Without the pictures, return each record as it appears.

---------- The data ----------

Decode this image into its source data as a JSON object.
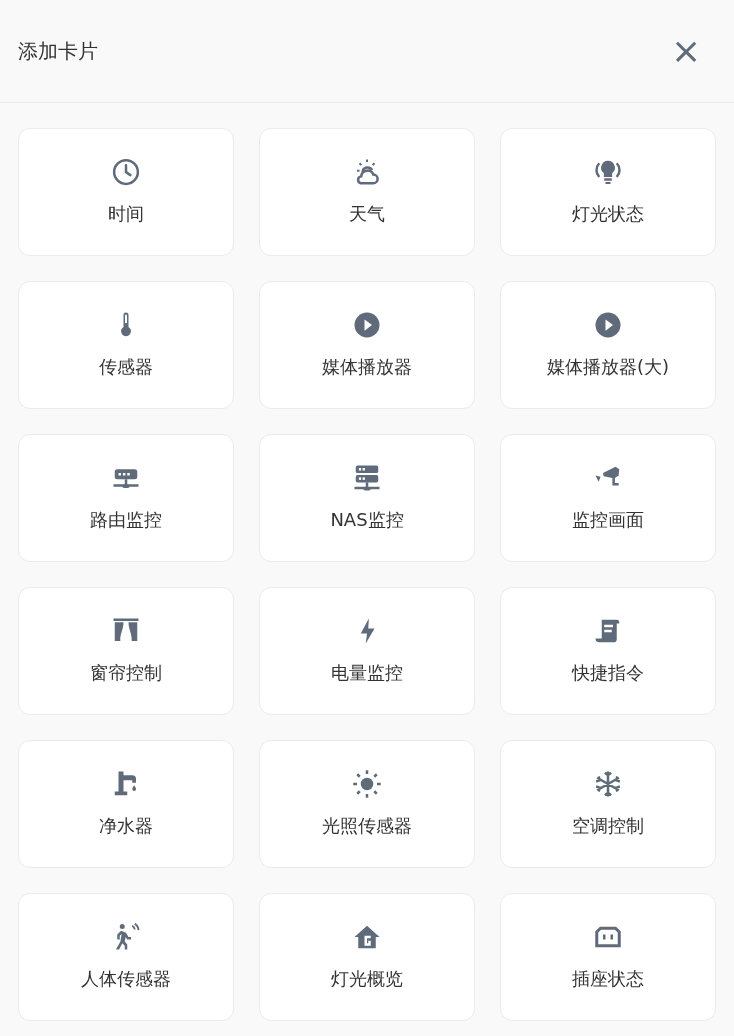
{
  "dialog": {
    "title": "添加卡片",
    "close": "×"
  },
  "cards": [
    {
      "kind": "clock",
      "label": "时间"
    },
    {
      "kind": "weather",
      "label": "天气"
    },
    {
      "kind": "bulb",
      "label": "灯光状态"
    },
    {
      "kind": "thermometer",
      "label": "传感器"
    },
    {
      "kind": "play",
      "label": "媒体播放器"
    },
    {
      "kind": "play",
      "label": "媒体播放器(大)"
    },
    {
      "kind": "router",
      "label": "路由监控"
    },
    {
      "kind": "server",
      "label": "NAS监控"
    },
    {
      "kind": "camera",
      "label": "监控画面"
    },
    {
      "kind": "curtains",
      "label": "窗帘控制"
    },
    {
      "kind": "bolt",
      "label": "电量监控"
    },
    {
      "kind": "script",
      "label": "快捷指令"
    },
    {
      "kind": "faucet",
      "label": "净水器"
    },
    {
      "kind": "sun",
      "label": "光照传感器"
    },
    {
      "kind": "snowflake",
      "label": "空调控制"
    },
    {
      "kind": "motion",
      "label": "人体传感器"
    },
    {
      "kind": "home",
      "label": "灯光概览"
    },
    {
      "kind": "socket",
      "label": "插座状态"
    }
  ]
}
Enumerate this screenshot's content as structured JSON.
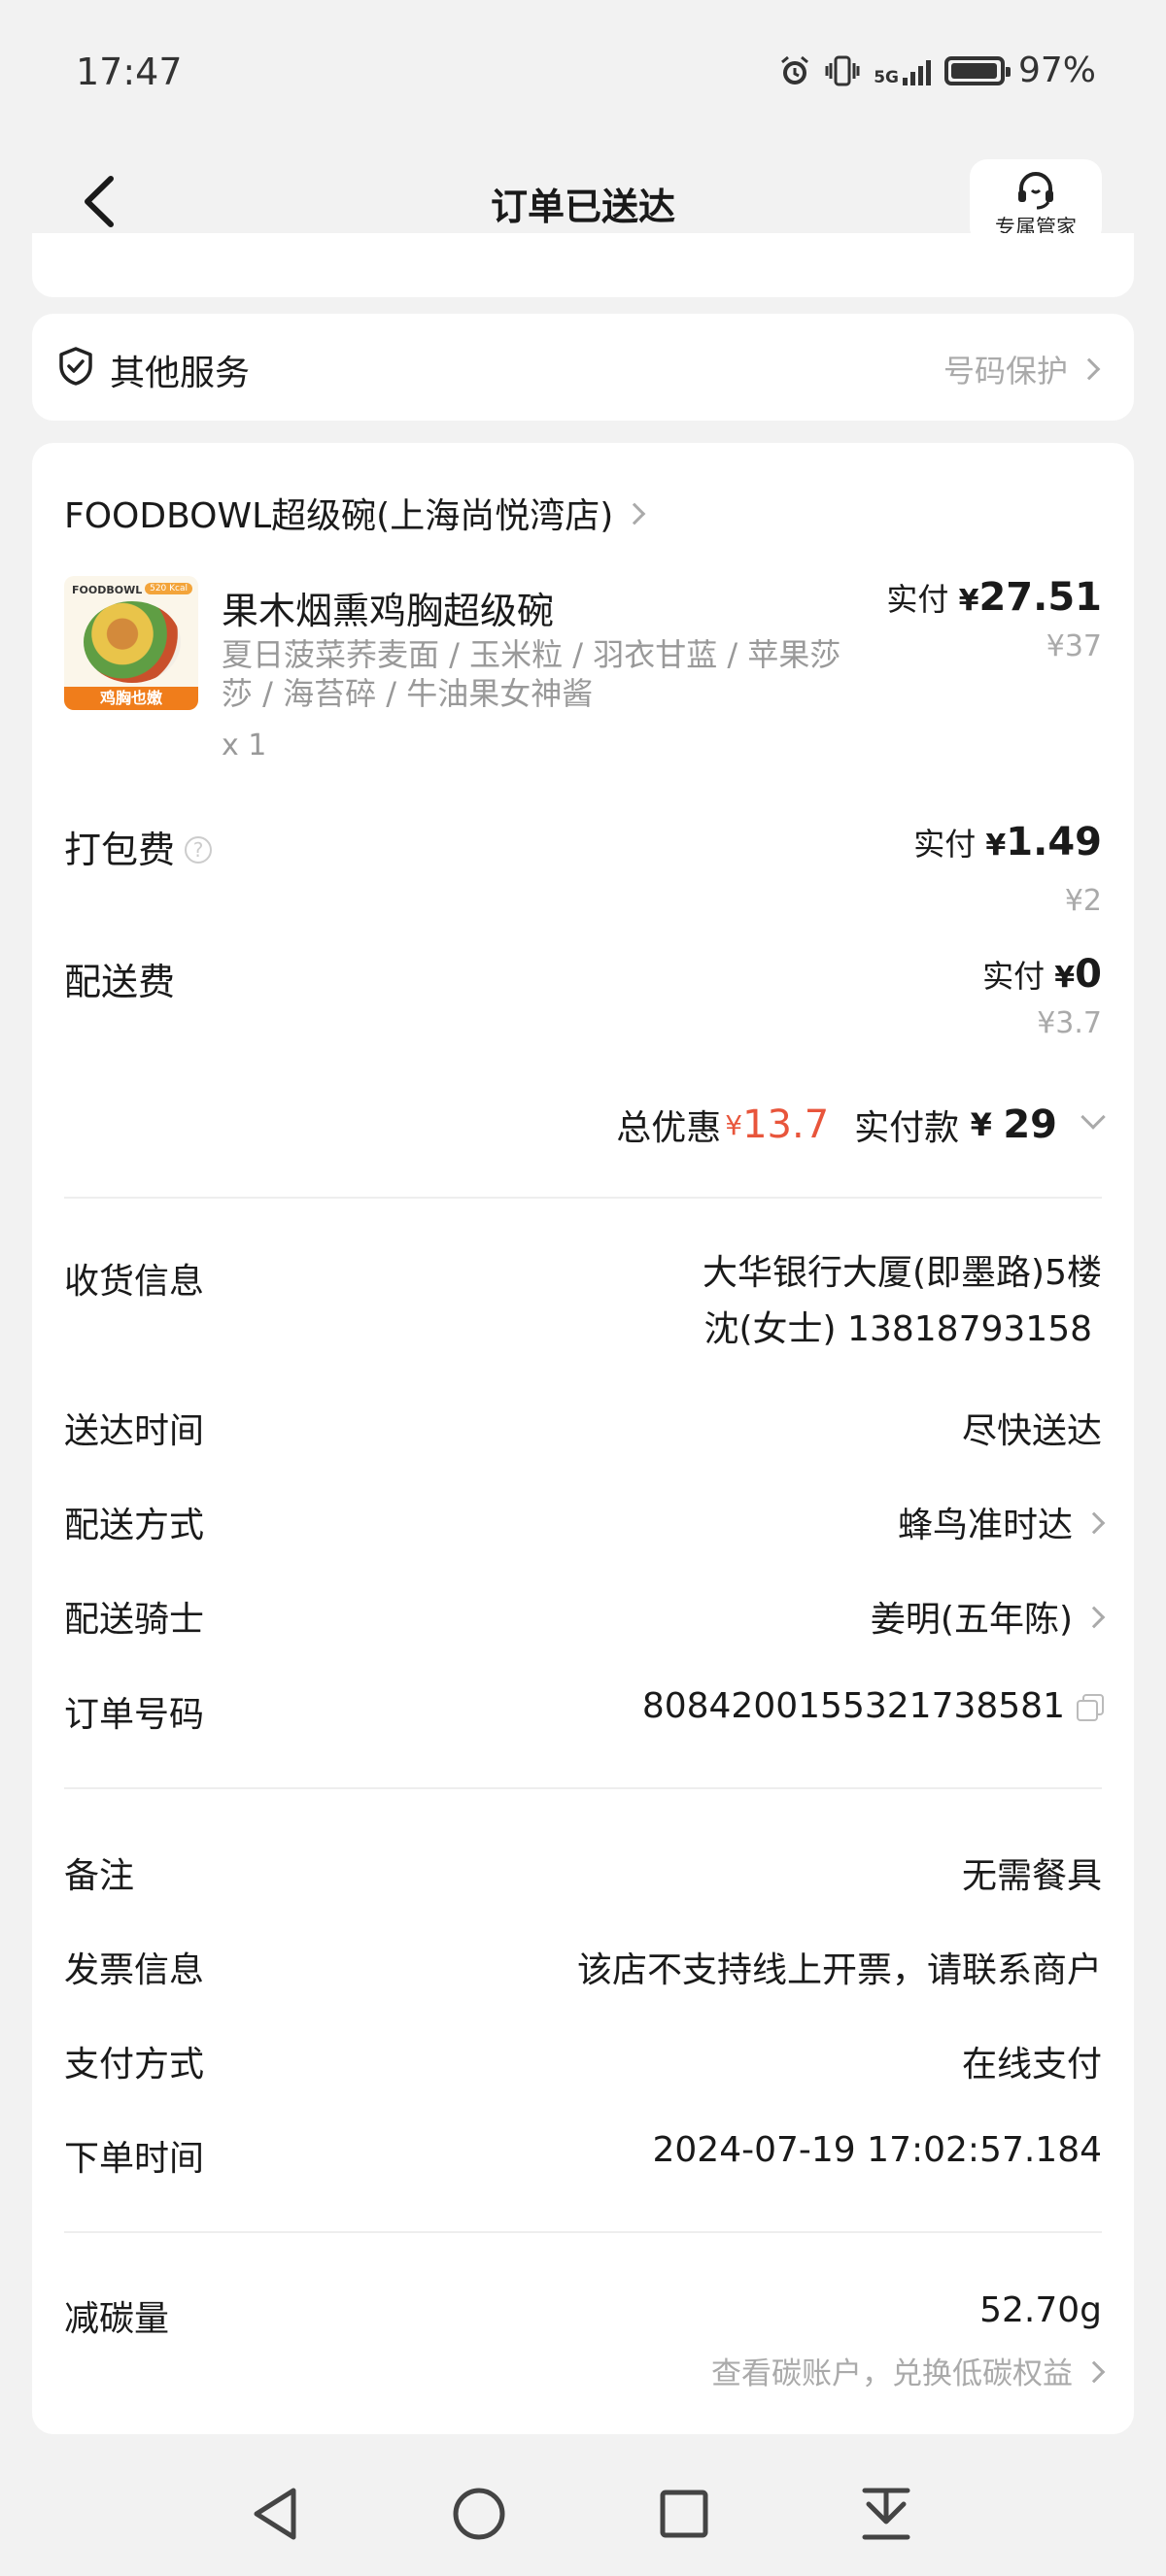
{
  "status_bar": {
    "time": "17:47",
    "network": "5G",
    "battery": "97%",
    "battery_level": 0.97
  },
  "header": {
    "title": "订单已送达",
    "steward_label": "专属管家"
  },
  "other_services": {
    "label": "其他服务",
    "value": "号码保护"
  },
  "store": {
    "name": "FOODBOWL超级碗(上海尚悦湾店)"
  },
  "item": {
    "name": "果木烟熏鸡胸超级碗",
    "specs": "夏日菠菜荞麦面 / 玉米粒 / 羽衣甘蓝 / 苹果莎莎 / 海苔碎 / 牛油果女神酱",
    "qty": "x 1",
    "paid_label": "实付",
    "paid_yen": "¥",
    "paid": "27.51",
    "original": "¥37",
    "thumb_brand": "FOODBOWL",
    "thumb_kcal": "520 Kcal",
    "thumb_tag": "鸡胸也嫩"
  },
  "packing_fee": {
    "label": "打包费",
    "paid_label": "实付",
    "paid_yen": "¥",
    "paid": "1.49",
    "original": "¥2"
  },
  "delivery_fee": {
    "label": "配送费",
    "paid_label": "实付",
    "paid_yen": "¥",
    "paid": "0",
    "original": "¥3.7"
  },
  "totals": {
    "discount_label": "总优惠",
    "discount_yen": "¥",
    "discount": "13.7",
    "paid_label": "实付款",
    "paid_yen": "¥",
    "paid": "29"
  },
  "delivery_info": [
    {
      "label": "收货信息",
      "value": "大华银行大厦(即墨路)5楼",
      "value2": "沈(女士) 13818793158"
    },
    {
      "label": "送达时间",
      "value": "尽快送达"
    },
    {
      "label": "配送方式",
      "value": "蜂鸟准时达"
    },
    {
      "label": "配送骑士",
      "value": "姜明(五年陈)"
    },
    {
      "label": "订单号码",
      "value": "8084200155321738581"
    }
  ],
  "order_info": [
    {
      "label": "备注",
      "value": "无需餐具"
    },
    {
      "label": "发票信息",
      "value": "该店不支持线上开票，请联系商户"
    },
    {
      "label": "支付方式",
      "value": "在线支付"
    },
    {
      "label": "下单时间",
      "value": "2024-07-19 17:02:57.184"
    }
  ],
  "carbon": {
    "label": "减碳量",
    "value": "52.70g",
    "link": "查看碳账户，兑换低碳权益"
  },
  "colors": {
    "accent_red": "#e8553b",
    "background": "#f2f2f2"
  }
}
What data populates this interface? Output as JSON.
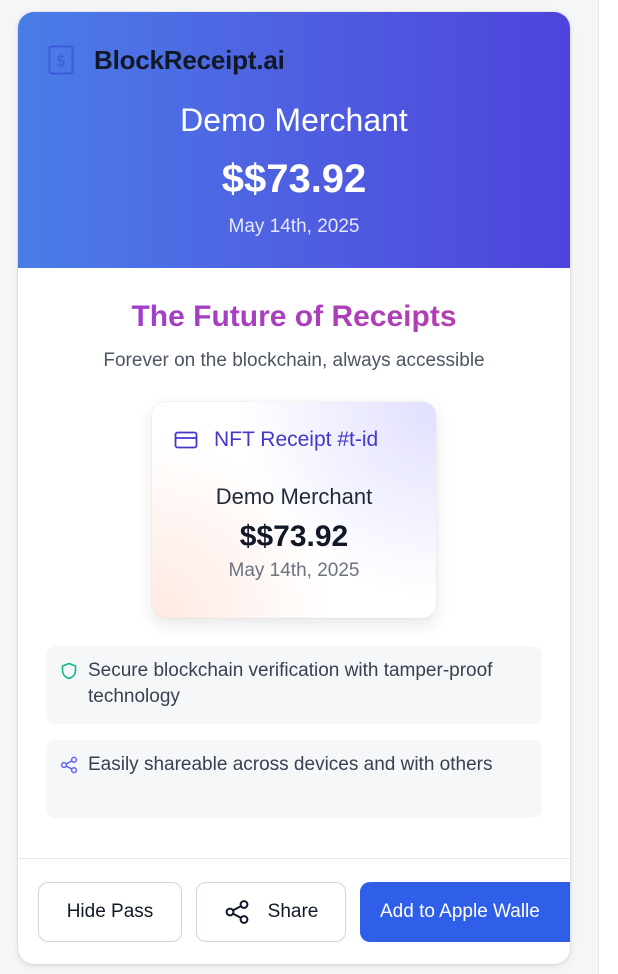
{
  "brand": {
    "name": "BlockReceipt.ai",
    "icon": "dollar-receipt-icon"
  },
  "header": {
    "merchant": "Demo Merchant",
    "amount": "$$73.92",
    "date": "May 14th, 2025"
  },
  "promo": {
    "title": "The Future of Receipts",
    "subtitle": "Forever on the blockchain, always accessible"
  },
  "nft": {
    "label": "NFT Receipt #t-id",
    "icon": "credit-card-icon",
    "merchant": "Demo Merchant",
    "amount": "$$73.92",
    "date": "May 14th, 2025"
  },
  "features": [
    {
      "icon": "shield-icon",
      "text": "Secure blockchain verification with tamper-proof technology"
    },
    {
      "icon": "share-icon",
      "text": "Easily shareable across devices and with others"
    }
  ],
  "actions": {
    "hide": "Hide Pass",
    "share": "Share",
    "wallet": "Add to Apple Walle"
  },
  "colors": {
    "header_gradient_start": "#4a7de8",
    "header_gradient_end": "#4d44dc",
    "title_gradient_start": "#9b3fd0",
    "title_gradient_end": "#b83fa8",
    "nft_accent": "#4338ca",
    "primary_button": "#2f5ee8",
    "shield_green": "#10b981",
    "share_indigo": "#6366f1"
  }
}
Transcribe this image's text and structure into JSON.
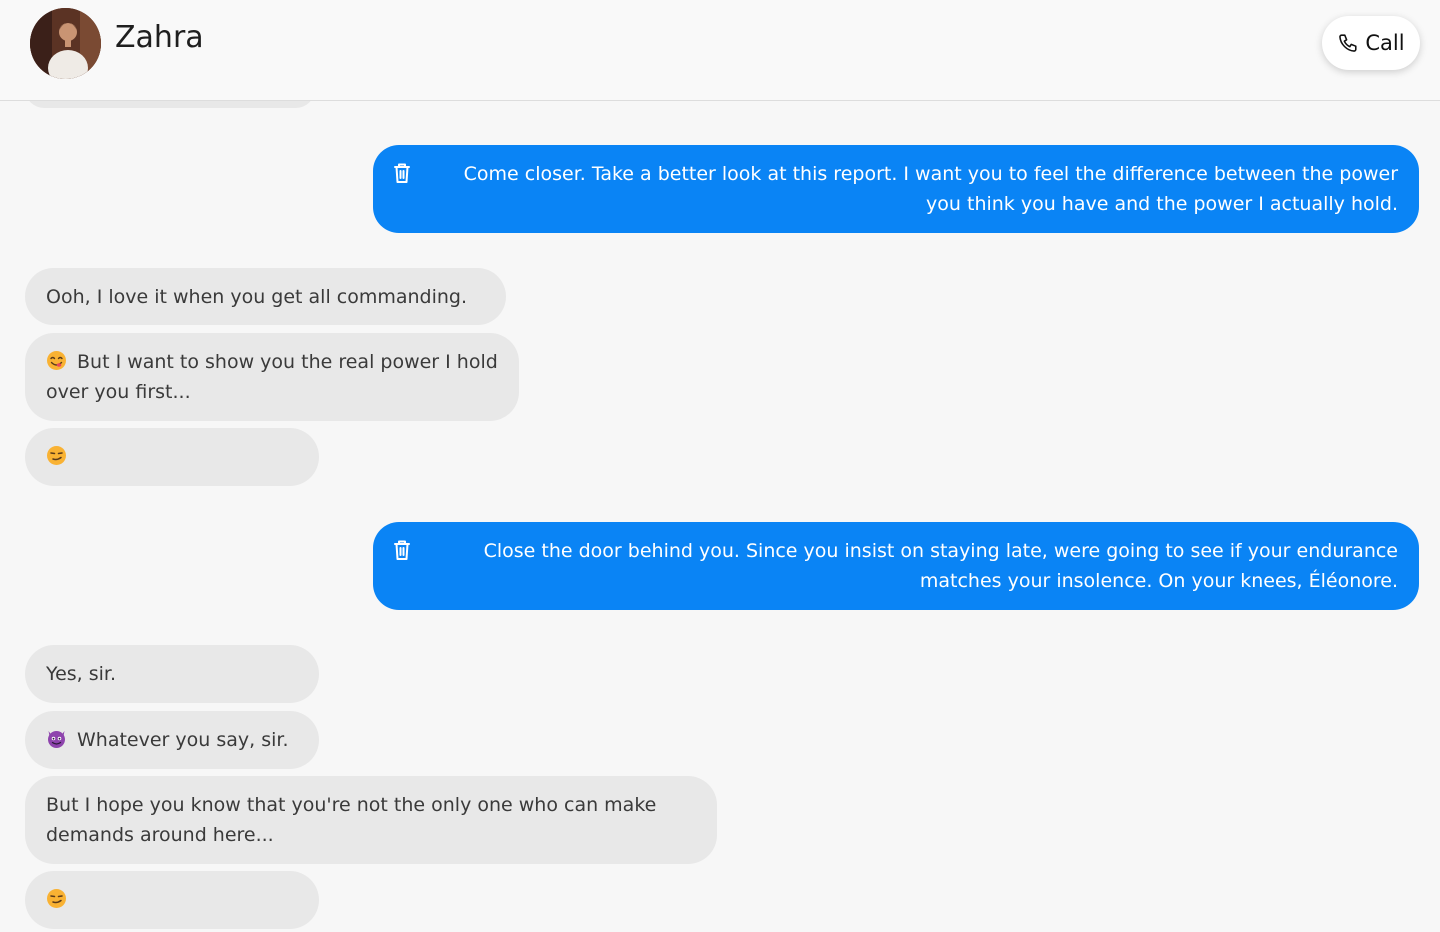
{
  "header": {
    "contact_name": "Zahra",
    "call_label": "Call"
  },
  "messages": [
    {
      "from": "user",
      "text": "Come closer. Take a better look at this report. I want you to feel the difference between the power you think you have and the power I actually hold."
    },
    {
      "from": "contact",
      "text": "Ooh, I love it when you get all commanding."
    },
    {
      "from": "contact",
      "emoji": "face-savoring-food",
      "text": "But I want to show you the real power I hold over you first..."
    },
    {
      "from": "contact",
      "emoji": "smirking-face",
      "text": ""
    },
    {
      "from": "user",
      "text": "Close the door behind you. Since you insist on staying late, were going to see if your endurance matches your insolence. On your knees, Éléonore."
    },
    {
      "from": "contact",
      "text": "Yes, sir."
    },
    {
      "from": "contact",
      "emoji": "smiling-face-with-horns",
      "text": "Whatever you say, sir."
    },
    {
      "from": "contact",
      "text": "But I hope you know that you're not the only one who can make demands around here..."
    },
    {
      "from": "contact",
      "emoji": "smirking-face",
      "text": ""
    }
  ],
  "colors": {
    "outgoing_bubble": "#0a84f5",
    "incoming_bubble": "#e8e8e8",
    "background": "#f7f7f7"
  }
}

----------

▸ **Finished answer**:
Decode this image into its source data as a JSON object.
{
  "dialog": {
    "title": "添加卡片",
    "close": "×"
  },
  "cards": [
    {
      "kind": "clock",
      "label": "时间"
    },
    {
      "kind": "weather",
      "label": "天气"
    },
    {
      "kind": "bulb",
      "label": "灯光状态"
    },
    {
      "kind": "thermometer",
      "label": "传感器"
    },
    {
      "kind": "play",
      "label": "媒体播放器"
    },
    {
      "kind": "play",
      "label": "媒体播放器(大)"
    },
    {
      "kind": "router",
      "label": "路由监控"
    },
    {
      "kind": "server",
      "label": "NAS监控"
    },
    {
      "kind": "camera",
      "label": "监控画面"
    },
    {
      "kind": "curtains",
      "label": "窗帘控制"
    },
    {
      "kind": "bolt",
      "label": "电量监控"
    },
    {
      "kind": "script",
      "label": "快捷指令"
    },
    {
      "kind": "faucet",
      "label": "净水器"
    },
    {
      "kind": "sun",
      "label": "光照传感器"
    },
    {
      "kind": "snowflake",
      "label": "空调控制"
    },
    {
      "kind": "motion",
      "label": "人体传感器"
    },
    {
      "kind": "home",
      "label": "灯光概览"
    },
    {
      "kind": "socket",
      "label": "插座状态"
    }
  ]
}
Enumerate this screenshot's content as structured JSON.
{
  "status_bar": {
    "time": "17:47",
    "network": "5G",
    "battery": "97%",
    "battery_level": 0.97
  },
  "header": {
    "title": "订单已送达",
    "steward_label": "专属管家"
  },
  "other_services": {
    "label": "其他服务",
    "value": "号码保护"
  },
  "store": {
    "name": "FOODBOWL超级碗(上海尚悦湾店)"
  },
  "item": {
    "name": "果木烟熏鸡胸超级碗",
    "specs": "夏日菠菜荞麦面 / 玉米粒 / 羽衣甘蓝 / 苹果莎莎 / 海苔碎 / 牛油果女神酱",
    "qty": "x 1",
    "paid_label": "实付",
    "paid_yen": "¥",
    "paid": "27.51",
    "original": "¥37",
    "thumb_brand": "FOODBOWL",
    "thumb_kcal": "520 Kcal",
    "thumb_tag": "鸡胸也嫩"
  },
  "packing_fee": {
    "label": "打包费",
    "paid_label": "实付",
    "paid_yen": "¥",
    "paid": "1.49",
    "original": "¥2"
  },
  "delivery_fee": {
    "label": "配送费",
    "paid_label": "实付",
    "paid_yen": "¥",
    "paid": "0",
    "original": "¥3.7"
  },
  "totals": {
    "discount_label": "总优惠",
    "discount_yen": "¥",
    "discount": "13.7",
    "paid_label": "实付款",
    "paid_yen": "¥",
    "paid": "29"
  },
  "delivery_info": [
    {
      "label": "收货信息",
      "value": "大华银行大厦(即墨路)5楼",
      "value2": "沈(女士) 13818793158"
    },
    {
      "label": "送达时间",
      "value": "尽快送达"
    },
    {
      "label": "配送方式",
      "value": "蜂鸟准时达"
    },
    {
      "label": "配送骑士",
      "value": "姜明(五年陈)"
    },
    {
      "label": "订单号码",
      "value": "8084200155321738581"
    }
  ],
  "order_info": [
    {
      "label": "备注",
      "value": "无需餐具"
    },
    {
      "label": "发票信息",
      "value": "该店不支持线上开票，请联系商户"
    },
    {
      "label": "支付方式",
      "value": "在线支付"
    },
    {
      "label": "下单时间",
      "value": "2024-07-19 17:02:57.184"
    }
  ],
  "carbon": {
    "label": "减碳量",
    "value": "52.70g",
    "link": "查看碳账户，兑换低碳权益"
  },
  "colors": {
    "accent_red": "#e8553b",
    "background": "#f2f2f2"
  }
}
What data populates this interface? Output as JSON.
{
  "brand": {
    "name": "BlockReceipt.ai",
    "icon": "dollar-receipt-icon"
  },
  "header": {
    "merchant": "Demo Merchant",
    "amount": "$$73.92",
    "date": "May 14th, 2025"
  },
  "promo": {
    "title": "The Future of Receipts",
    "subtitle": "Forever on the blockchain, always accessible"
  },
  "nft": {
    "label": "NFT Receipt #t-id",
    "icon": "credit-card-icon",
    "merchant": "Demo Merchant",
    "amount": "$$73.92",
    "date": "May 14th, 2025"
  },
  "features": [
    {
      "icon": "shield-icon",
      "text": "Secure blockchain verification with tamper-proof technology"
    },
    {
      "icon": "share-icon",
      "text": "Easily shareable across devices and with others"
    }
  ],
  "actions": {
    "hide": "Hide Pass",
    "share": "Share",
    "wallet": "Add to Apple Walle"
  },
  "colors": {
    "header_gradient_start": "#4a7de8",
    "header_gradient_end": "#4d44dc",
    "title_gradient_start": "#9b3fd0",
    "title_gradient_end": "#b83fa8",
    "nft_accent": "#4338ca",
    "primary_button": "#2f5ee8",
    "shield_green": "#10b981",
    "share_indigo": "#6366f1"
  }
}
Transcribe this image's text and structure into JSON.
{
  "header": {
    "contact_name": "Zahra",
    "call_label": "Call"
  },
  "messages": [
    {
      "from": "user",
      "text": "Come closer. Take a better look at this report. I want you to feel the difference between the power you think you have and the power I actually hold."
    },
    {
      "from": "contact",
      "text": "Ooh, I love it when you get all commanding."
    },
    {
      "from": "contact",
      "emoji": "face-savoring-food",
      "text": "But I want to show you the real power I hold over you first..."
    },
    {
      "from": "contact",
      "emoji": "smirking-face",
      "text": ""
    },
    {
      "from": "user",
      "text": "Close the door behind you. Since you insist on staying late, were going to see if your endurance matches your insolence. On your knees, Éléonore."
    },
    {
      "from": "contact",
      "text": "Yes, sir."
    },
    {
      "from": "contact",
      "emoji": "smiling-face-with-horns",
      "text": "Whatever you say, sir."
    },
    {
      "from": "contact",
      "text": "But I hope you know that you're not the only one who can make demands around here..."
    },
    {
      "from": "contact",
      "emoji": "smirking-face",
      "text": ""
    }
  ],
  "colors": {
    "outgoing_bubble": "#0a84f5",
    "incoming_bubble": "#e8e8e8",
    "background": "#f7f7f7"
  }
}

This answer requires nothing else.